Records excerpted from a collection
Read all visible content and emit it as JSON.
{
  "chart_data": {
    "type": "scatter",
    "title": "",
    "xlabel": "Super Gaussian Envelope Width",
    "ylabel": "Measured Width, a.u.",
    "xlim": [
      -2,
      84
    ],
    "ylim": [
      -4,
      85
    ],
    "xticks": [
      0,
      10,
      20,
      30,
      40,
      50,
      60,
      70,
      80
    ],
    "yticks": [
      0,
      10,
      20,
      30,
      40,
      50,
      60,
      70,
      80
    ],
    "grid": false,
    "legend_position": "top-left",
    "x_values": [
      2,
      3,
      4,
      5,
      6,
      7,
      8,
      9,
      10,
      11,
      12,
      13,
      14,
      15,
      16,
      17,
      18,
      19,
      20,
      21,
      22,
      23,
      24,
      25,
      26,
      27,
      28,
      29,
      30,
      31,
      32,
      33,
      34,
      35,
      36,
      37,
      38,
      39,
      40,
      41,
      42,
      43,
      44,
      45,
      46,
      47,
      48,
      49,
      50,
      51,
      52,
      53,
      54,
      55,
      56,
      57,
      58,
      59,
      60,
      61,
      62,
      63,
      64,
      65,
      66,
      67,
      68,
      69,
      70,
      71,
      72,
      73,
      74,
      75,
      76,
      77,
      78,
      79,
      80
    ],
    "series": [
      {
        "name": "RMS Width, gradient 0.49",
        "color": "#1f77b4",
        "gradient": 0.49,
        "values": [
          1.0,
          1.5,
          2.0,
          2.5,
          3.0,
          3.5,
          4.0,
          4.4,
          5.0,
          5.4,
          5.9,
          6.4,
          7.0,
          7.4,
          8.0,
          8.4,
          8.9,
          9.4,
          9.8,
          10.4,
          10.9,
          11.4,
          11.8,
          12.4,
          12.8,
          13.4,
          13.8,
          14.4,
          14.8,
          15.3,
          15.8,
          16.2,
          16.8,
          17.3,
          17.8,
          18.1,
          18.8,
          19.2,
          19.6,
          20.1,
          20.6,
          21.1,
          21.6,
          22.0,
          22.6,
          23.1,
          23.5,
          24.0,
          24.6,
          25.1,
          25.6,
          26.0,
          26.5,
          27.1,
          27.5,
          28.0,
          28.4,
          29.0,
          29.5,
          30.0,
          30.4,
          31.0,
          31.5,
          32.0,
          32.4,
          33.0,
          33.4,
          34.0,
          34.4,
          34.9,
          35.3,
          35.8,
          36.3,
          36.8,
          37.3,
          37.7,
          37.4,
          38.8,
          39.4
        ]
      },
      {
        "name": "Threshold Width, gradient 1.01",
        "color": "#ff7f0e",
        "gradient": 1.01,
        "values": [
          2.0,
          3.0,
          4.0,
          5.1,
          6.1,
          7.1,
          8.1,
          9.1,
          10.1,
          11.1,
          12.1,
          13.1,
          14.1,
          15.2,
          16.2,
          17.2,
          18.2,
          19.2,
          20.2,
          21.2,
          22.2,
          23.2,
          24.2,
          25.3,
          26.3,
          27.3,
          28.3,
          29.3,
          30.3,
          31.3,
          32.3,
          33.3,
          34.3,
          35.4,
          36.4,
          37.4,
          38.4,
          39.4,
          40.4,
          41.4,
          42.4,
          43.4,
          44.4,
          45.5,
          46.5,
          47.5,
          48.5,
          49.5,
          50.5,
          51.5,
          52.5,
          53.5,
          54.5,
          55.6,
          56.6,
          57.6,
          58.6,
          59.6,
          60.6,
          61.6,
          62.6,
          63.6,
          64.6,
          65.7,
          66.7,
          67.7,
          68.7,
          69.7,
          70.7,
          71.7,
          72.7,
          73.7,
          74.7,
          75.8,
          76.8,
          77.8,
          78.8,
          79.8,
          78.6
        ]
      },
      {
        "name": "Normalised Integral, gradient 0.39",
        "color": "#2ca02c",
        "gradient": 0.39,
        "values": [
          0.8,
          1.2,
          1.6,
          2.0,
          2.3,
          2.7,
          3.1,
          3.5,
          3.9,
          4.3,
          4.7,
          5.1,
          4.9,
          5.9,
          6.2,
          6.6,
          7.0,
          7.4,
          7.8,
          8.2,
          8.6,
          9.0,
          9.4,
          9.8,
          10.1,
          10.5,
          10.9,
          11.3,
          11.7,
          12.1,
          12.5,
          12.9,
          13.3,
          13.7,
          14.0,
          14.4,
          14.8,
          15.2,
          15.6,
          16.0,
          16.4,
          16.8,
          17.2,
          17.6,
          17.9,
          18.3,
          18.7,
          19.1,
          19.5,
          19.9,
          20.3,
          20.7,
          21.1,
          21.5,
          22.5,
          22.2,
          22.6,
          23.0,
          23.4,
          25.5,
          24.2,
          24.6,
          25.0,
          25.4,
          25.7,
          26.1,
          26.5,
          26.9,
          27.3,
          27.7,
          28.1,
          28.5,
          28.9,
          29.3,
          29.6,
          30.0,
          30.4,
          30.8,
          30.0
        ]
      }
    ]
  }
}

Work required:
Retype the records above exactly.

Final answer:
Read all visible content and emit it as JSON.
{
  "chart_data": {
    "type": "scatter",
    "title": "",
    "xlabel": "Super Gaussian Envelope Width",
    "ylabel": "Measured Width, a.u.",
    "xlim": [
      -2,
      84
    ],
    "ylim": [
      -4,
      85
    ],
    "xticks": [
      0,
      10,
      20,
      30,
      40,
      50,
      60,
      70,
      80
    ],
    "yticks": [
      0,
      10,
      20,
      30,
      40,
      50,
      60,
      70,
      80
    ],
    "grid": false,
    "legend_position": "top-left",
    "x_values": [
      2,
      3,
      4,
      5,
      6,
      7,
      8,
      9,
      10,
      11,
      12,
      13,
      14,
      15,
      16,
      17,
      18,
      19,
      20,
      21,
      22,
      23,
      24,
      25,
      26,
      27,
      28,
      29,
      30,
      31,
      32,
      33,
      34,
      35,
      36,
      37,
      38,
      39,
      40,
      41,
      42,
      43,
      44,
      45,
      46,
      47,
      48,
      49,
      50,
      51,
      52,
      53,
      54,
      55,
      56,
      57,
      58,
      59,
      60,
      61,
      62,
      63,
      64,
      65,
      66,
      67,
      68,
      69,
      70,
      71,
      72,
      73,
      74,
      75,
      76,
      77,
      78,
      79,
      80
    ],
    "series": [
      {
        "name": "RMS Width, gradient 0.49",
        "color": "#1f77b4",
        "gradient": 0.49,
        "values": [
          1.0,
          1.5,
          2.0,
          2.5,
          3.0,
          3.5,
          4.0,
          4.4,
          5.0,
          5.4,
          5.9,
          6.4,
          7.0,
          7.4,
          8.0,
          8.4,
          8.9,
          9.4,
          9.8,
          10.4,
          10.9,
          11.4,
          11.8,
          12.4,
          12.8,
          13.4,
          13.8,
          14.4,
          14.8,
          15.3,
          15.8,
          16.2,
          16.8,
          17.3,
          17.8,
          18.1,
          18.8,
          19.2,
          19.6,
          20.1,
          20.6,
          21.1,
          21.6,
          22.0,
          22.6,
          23.1,
          23.5,
          24.0,
          24.6,
          25.1,
          25.6,
          26.0,
          26.5,
          27.1,
          27.5,
          28.0,
          28.4,
          29.0,
          29.5,
          30.0,
          30.4,
          31.0,
          31.5,
          32.0,
          32.4,
          33.0,
          33.4,
          34.0,
          34.4,
          34.9,
          35.3,
          35.8,
          36.3,
          36.8,
          37.3,
          37.7,
          37.4,
          38.8,
          39.4
        ]
      },
      {
        "name": "Threshold Width, gradient 1.01",
        "color": "#ff7f0e",
        "gradient": 1.01,
        "values": [
          2.0,
          3.0,
          4.0,
          5.1,
          6.1,
          7.1,
          8.1,
          9.1,
          10.1,
          11.1,
          12.1,
          13.1,
          14.1,
          15.2,
          16.2,
          17.2,
          18.2,
          19.2,
          20.2,
          21.2,
          22.2,
          23.2,
          24.2,
          25.3,
          26.3,
          27.3,
          28.3,
          29.3,
          30.3,
          31.3,
          32.3,
          33.3,
          34.3,
          35.4,
          36.4,
          37.4,
          38.4,
          39.4,
          40.4,
          41.4,
          42.4,
          43.4,
          44.4,
          45.5,
          46.5,
          47.5,
          48.5,
          49.5,
          50.5,
          51.5,
          52.5,
          53.5,
          54.5,
          55.6,
          56.6,
          57.6,
          58.6,
          59.6,
          60.6,
          61.6,
          62.6,
          63.6,
          64.6,
          65.7,
          66.7,
          67.7,
          68.7,
          69.7,
          70.7,
          71.7,
          72.7,
          73.7,
          74.7,
          75.8,
          76.8,
          77.8,
          78.8,
          79.8,
          78.6
        ]
      },
      {
        "name": "Normalised Integral, gradient 0.39",
        "color": "#2ca02c",
        "gradient": 0.39,
        "values": [
          0.8,
          1.2,
          1.6,
          2.0,
          2.3,
          2.7,
          3.1,
          3.5,
          3.9,
          4.3,
          4.7,
          5.1,
          4.9,
          5.9,
          6.2,
          6.6,
          7.0,
          7.4,
          7.8,
          8.2,
          8.6,
          9.0,
          9.4,
          9.8,
          10.1,
          10.5,
          10.9,
          11.3,
          11.7,
          12.1,
          12.5,
          12.9,
          13.3,
          13.7,
          14.0,
          14.4,
          14.8,
          15.2,
          15.6,
          16.0,
          16.4,
          16.8,
          17.2,
          17.6,
          17.9,
          18.3,
          18.7,
          19.1,
          19.5,
          19.9,
          20.3,
          20.7,
          21.1,
          21.5,
          22.5,
          22.2,
          22.6,
          23.0,
          23.4,
          25.5,
          24.2,
          24.6,
          25.0,
          25.4,
          25.7,
          26.1,
          26.5,
          26.9,
          27.3,
          27.7,
          28.1,
          28.5,
          28.9,
          29.3,
          29.6,
          30.0,
          30.4,
          30.8,
          30.0
        ]
      }
    ]
  }
}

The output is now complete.